Requirement:
Reproduce every entry below precisely. Pictures are excluded from the copy.

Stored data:

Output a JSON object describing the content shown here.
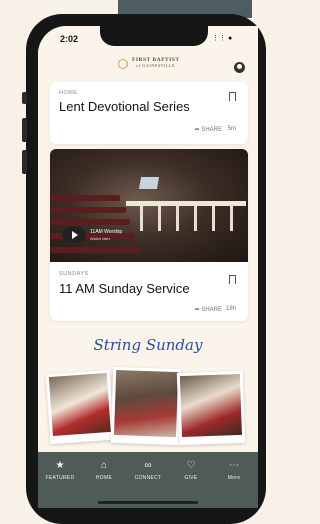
{
  "status": {
    "time": "2:02"
  },
  "header": {
    "church_line1": "FIRST BAPTIST",
    "church_line2": "of GAINESVILLE"
  },
  "cards": [
    {
      "tag": "HOME",
      "title": "Lent Devotional Series",
      "share": "SHARE",
      "age": "5m"
    },
    {
      "tag": "SUNDAYS",
      "title": "11 AM Sunday Service",
      "share": "SHARE",
      "age": "18h",
      "video_title": "11AM Worship",
      "video_subtitle": "Watch later"
    }
  ],
  "promo": {
    "title": "String Sunday"
  },
  "tabbar": [
    {
      "label": "FEATURED",
      "icon": "star-icon"
    },
    {
      "label": "HOME",
      "icon": "home-icon"
    },
    {
      "label": "CONNECT",
      "icon": "link-icon"
    },
    {
      "label": "GIVE",
      "icon": "heart-icon"
    },
    {
      "label": "More",
      "icon": "more-icon"
    }
  ]
}
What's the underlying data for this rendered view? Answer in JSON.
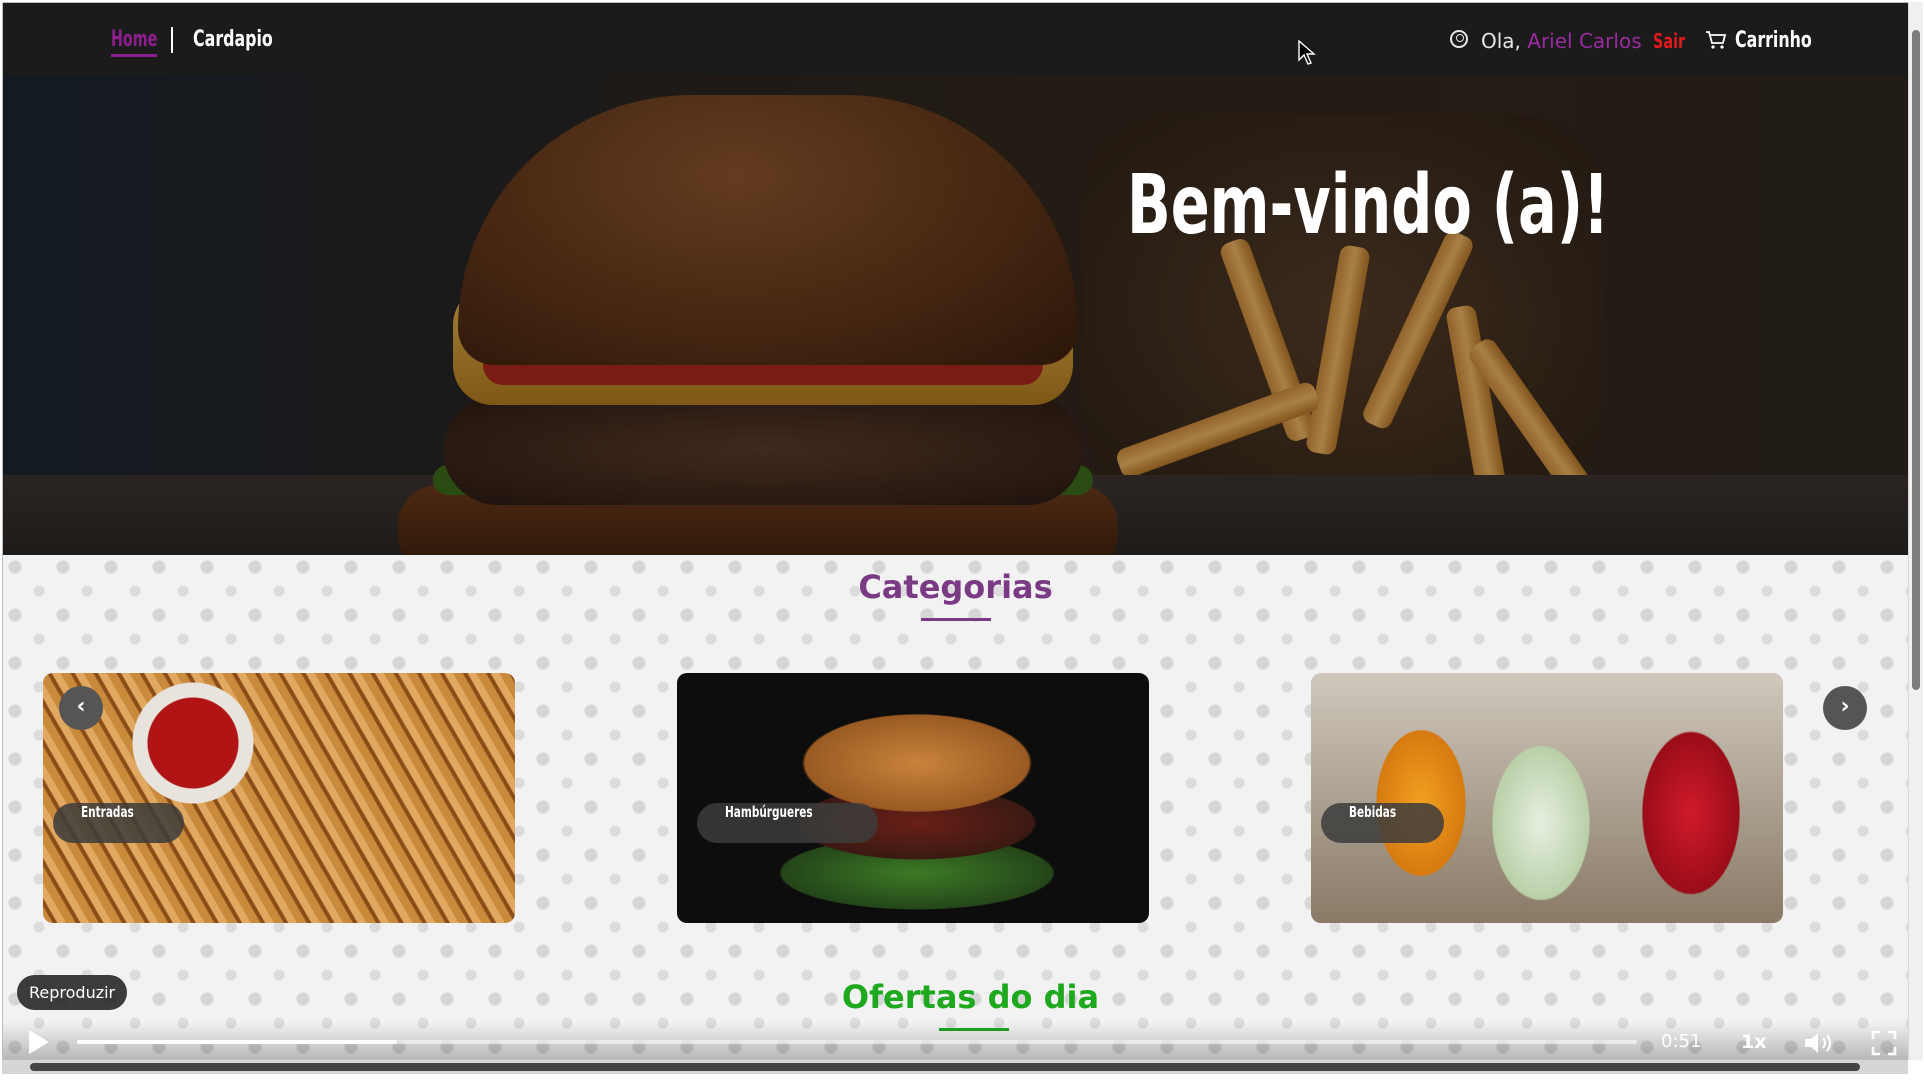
{
  "nav": {
    "home": "Home",
    "cardapio": "Cardapio",
    "greeting": "Ola, ",
    "user_name": "Ariel Carlos",
    "logout": "Sair",
    "cart": "Carrinho"
  },
  "hero": {
    "title": "Bem-vindo (a)!"
  },
  "categories": {
    "title": "Categorias",
    "items": [
      {
        "label": "Entradas"
      },
      {
        "label": "Hambúrgueres"
      },
      {
        "label": "Bebidas"
      }
    ]
  },
  "offers": {
    "title": "Ofertas do dia"
  },
  "video": {
    "play_tooltip": "Reproduzir",
    "time": "0:51",
    "speed": "1x",
    "progress_fraction": 0.205
  },
  "colors": {
    "accent_purple": "#8e1d8e",
    "logout_red": "#e11a1a",
    "offers_green": "#1ea81e"
  },
  "icons": [
    "user-circle-icon",
    "cart-icon",
    "chevron-left-icon",
    "chevron-right-icon",
    "play-icon",
    "volume-icon",
    "fullscreen-icon",
    "mouse-cursor-icon"
  ]
}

The solution:
Output a JSON object describing the content shown here.
{
  "status": {
    "time": "2:02"
  },
  "header": {
    "church_line1": "FIRST BAPTIST",
    "church_line2": "of GAINESVILLE"
  },
  "cards": [
    {
      "tag": "HOME",
      "title": "Lent Devotional Series",
      "share": "SHARE",
      "age": "5m"
    },
    {
      "tag": "SUNDAYS",
      "title": "11 AM Sunday Service",
      "share": "SHARE",
      "age": "18h",
      "video_title": "11AM Worship",
      "video_subtitle": "Watch later"
    }
  ],
  "promo": {
    "title": "String Sunday"
  },
  "tabbar": [
    {
      "label": "FEATURED",
      "icon": "star-icon"
    },
    {
      "label": "HOME",
      "icon": "home-icon"
    },
    {
      "label": "CONNECT",
      "icon": "link-icon"
    },
    {
      "label": "GIVE",
      "icon": "heart-icon"
    },
    {
      "label": "More",
      "icon": "more-icon"
    }
  ]
}
What's the underlying data for this rendered view? Answer in JSON.
{
  "nav": {
    "home": "Home",
    "cardapio": "Cardapio",
    "greeting": "Ola, ",
    "user_name": "Ariel Carlos",
    "logout": "Sair",
    "cart": "Carrinho"
  },
  "hero": {
    "title": "Bem-vindo (a)!"
  },
  "categories": {
    "title": "Categorias",
    "items": [
      {
        "label": "Entradas"
      },
      {
        "label": "Hambúrgueres"
      },
      {
        "label": "Bebidas"
      }
    ]
  },
  "offers": {
    "title": "Ofertas do dia"
  },
  "video": {
    "play_tooltip": "Reproduzir",
    "time": "0:51",
    "speed": "1x",
    "progress_fraction": 0.205
  },
  "colors": {
    "accent_purple": "#8e1d8e",
    "logout_red": "#e11a1a",
    "offers_green": "#1ea81e"
  },
  "icons": [
    "user-circle-icon",
    "cart-icon",
    "chevron-left-icon",
    "chevron-right-icon",
    "play-icon",
    "volume-icon",
    "fullscreen-icon",
    "mouse-cursor-icon"
  ]
}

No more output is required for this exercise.